WRITTEN PROBLEM — Show every line below where "label" can be found.
+++ SUPPLIED INFORMATION +++
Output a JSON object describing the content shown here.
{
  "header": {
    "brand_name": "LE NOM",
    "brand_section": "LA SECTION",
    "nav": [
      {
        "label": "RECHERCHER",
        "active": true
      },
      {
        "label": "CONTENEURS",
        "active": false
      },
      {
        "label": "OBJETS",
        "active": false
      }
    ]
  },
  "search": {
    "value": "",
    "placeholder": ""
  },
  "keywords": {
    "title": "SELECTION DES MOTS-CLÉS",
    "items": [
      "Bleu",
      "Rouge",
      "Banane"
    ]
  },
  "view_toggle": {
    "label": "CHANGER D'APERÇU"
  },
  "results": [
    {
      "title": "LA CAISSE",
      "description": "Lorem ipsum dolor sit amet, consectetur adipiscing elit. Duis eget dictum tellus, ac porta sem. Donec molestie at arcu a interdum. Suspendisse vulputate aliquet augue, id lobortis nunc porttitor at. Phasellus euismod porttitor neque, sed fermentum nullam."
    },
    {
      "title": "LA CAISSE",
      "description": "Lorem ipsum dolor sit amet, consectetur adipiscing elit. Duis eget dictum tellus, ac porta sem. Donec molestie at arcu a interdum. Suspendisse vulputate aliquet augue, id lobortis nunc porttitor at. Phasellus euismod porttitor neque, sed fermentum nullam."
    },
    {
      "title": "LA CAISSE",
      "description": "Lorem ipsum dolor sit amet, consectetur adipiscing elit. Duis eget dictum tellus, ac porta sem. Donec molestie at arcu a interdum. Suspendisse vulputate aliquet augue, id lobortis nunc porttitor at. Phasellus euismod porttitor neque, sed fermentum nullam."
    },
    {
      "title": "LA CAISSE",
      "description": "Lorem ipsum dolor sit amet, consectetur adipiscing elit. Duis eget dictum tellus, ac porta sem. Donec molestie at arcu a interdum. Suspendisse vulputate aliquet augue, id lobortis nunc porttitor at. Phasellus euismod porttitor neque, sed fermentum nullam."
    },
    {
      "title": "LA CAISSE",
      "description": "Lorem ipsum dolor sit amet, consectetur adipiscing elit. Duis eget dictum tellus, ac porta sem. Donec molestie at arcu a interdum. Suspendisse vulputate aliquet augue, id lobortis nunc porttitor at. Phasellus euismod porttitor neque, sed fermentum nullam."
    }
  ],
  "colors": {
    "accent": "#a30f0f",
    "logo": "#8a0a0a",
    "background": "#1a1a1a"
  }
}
+++
EXPECTED OUTPUT —
        "label": "RECHERCHER",
        "label": "CONTENEURS",
        "label": "OBJETS",
    "label": "CHANGER D'APERÇU"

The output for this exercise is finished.